* start Data shown *

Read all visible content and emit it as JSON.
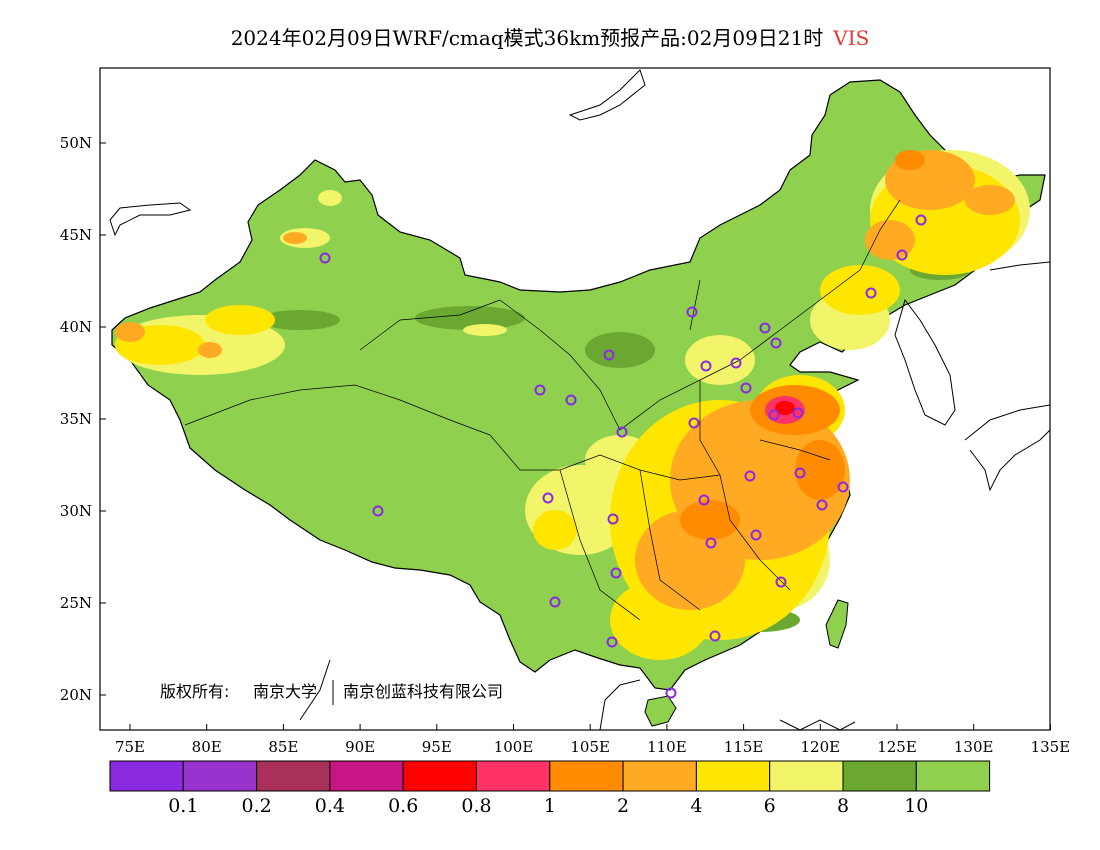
{
  "title": {
    "main": "2024年02月09日WRF/cmaq模式36km预报产品:02月09日21时",
    "variable": "VIS"
  },
  "axes": {
    "lat_ticks": [
      "50N",
      "45N",
      "40N",
      "35N",
      "30N",
      "25N",
      "20N"
    ],
    "lon_ticks": [
      "75E",
      "80E",
      "85E",
      "90E",
      "95E",
      "100E",
      "105E",
      "110E",
      "115E",
      "120E",
      "125E",
      "130E",
      "135E"
    ],
    "lon_range": [
      73,
      135
    ],
    "lat_range": [
      18,
      54
    ]
  },
  "copyright": {
    "prefix": "版权所有:",
    "org1": "南京大学",
    "org2": "南京创蓝科技有限公司"
  },
  "legend": {
    "colors": [
      "#8a2be2",
      "#9a32cd",
      "#a9305a",
      "#c71585",
      "#ff0000",
      "#ff3366",
      "#ff8c00",
      "#ffaa22",
      "#ffe600",
      "#f2f56a",
      "#6aa832",
      "#8fd04f"
    ],
    "labels": [
      "0.1",
      "0.2",
      "0.4",
      "0.6",
      "0.8",
      "1",
      "2",
      "4",
      "6",
      "8",
      "10"
    ]
  },
  "colors": {
    "land_base": "#8fd04f",
    "border": "#000000",
    "station_marker": "#8a2be2"
  }
}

* end Data shown *

### What needs to be done
Return all the entries word for word, but omit any pictures they contain.

### Output for this exercise
Read all visible content and emit it as JSON.
{
  "title": {
    "main": "2024年02月09日WRF/cmaq模式36km预报产品:02月09日21时",
    "variable": "VIS"
  },
  "axes": {
    "lat_ticks": [
      "50N",
      "45N",
      "40N",
      "35N",
      "30N",
      "25N",
      "20N"
    ],
    "lon_ticks": [
      "75E",
      "80E",
      "85E",
      "90E",
      "95E",
      "100E",
      "105E",
      "110E",
      "115E",
      "120E",
      "125E",
      "130E",
      "135E"
    ],
    "lon_range": [
      73,
      135
    ],
    "lat_range": [
      18,
      54
    ]
  },
  "copyright": {
    "prefix": "版权所有:",
    "org1": "南京大学",
    "org2": "南京创蓝科技有限公司"
  },
  "legend": {
    "colors": [
      "#8a2be2",
      "#9a32cd",
      "#a9305a",
      "#c71585",
      "#ff0000",
      "#ff3366",
      "#ff8c00",
      "#ffaa22",
      "#ffe600",
      "#f2f56a",
      "#6aa832",
      "#8fd04f"
    ],
    "labels": [
      "0.1",
      "0.2",
      "0.4",
      "0.6",
      "0.8",
      "1",
      "2",
      "4",
      "6",
      "8",
      "10"
    ]
  },
  "colors": {
    "land_base": "#8fd04f",
    "border": "#000000",
    "station_marker": "#8a2be2"
  }
}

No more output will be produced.